>> Begin

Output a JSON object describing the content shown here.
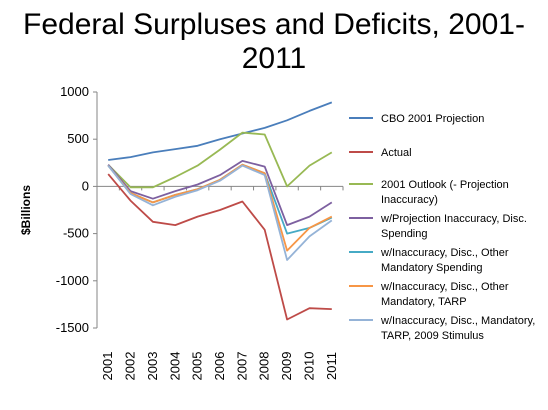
{
  "chart_data": {
    "type": "line",
    "title": "Federal Surpluses and Deficits, 2001-2011",
    "xlabel": "",
    "ylabel": "$Billions",
    "x": [
      "2001",
      "2002",
      "2003",
      "2004",
      "2005",
      "2006",
      "2007",
      "2008",
      "2009",
      "2010",
      "2011"
    ],
    "ylim": [
      -1500,
      1000
    ],
    "yticks": [
      1000,
      500,
      0,
      -500,
      -1000,
      -1500
    ],
    "grid": false,
    "legend_position": "right",
    "series": [
      {
        "name": "CBO 2001 Projection",
        "color": "#4a7ebb",
        "values": [
          280,
          310,
          360,
          395,
          430,
          500,
          560,
          620,
          700,
          800,
          890
        ]
      },
      {
        "name": "Actual",
        "color": "#be4b48",
        "values": [
          130,
          -150,
          -375,
          -410,
          -320,
          -250,
          -160,
          -460,
          -1410,
          -1290,
          -1300
        ]
      },
      {
        "name": "2001 Outlook (- Projection Inaccuracy)",
        "color": "#98b954",
        "values": [
          230,
          -10,
          -10,
          100,
          220,
          390,
          570,
          550,
          0,
          220,
          360
        ]
      },
      {
        "name": "w/Projection Inaccuracy, Disc. Spending",
        "color": "#7d60a0",
        "values": [
          230,
          -50,
          -130,
          -50,
          20,
          120,
          270,
          210,
          -410,
          -320,
          -170
        ]
      },
      {
        "name": "w/Inaccuracy, Disc., Other Mandatory Spending",
        "color": "#46aac5",
        "values": [
          220,
          -70,
          -170,
          -90,
          -30,
          70,
          230,
          140,
          -500,
          -440,
          -330
        ]
      },
      {
        "name": "w/Inaccuracy, Disc., Other Mandatory, TARP",
        "color": "#f79646",
        "values": [
          220,
          -70,
          -170,
          -90,
          -30,
          70,
          230,
          140,
          -680,
          -440,
          -320
        ]
      },
      {
        "name": "w/Inaccuracy, Disc., Mandatory, TARP, 2009 Stimulus",
        "color": "#95b3d7",
        "values": [
          220,
          -80,
          -200,
          -110,
          -40,
          60,
          220,
          120,
          -780,
          -530,
          -360
        ]
      }
    ]
  }
}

>> End

From the listing above, copy out each line where the word "Disc" appears.

        "name": "w/Projection Inaccuracy, Disc. Spending",
        "name": "w/Inaccuracy, Disc., Other Mandatory Spending",
        "name": "w/Inaccuracy, Disc., Other Mandatory, TARP",
        "name": "w/Inaccuracy, Disc., Mandatory, TARP, 2009 Stimulus",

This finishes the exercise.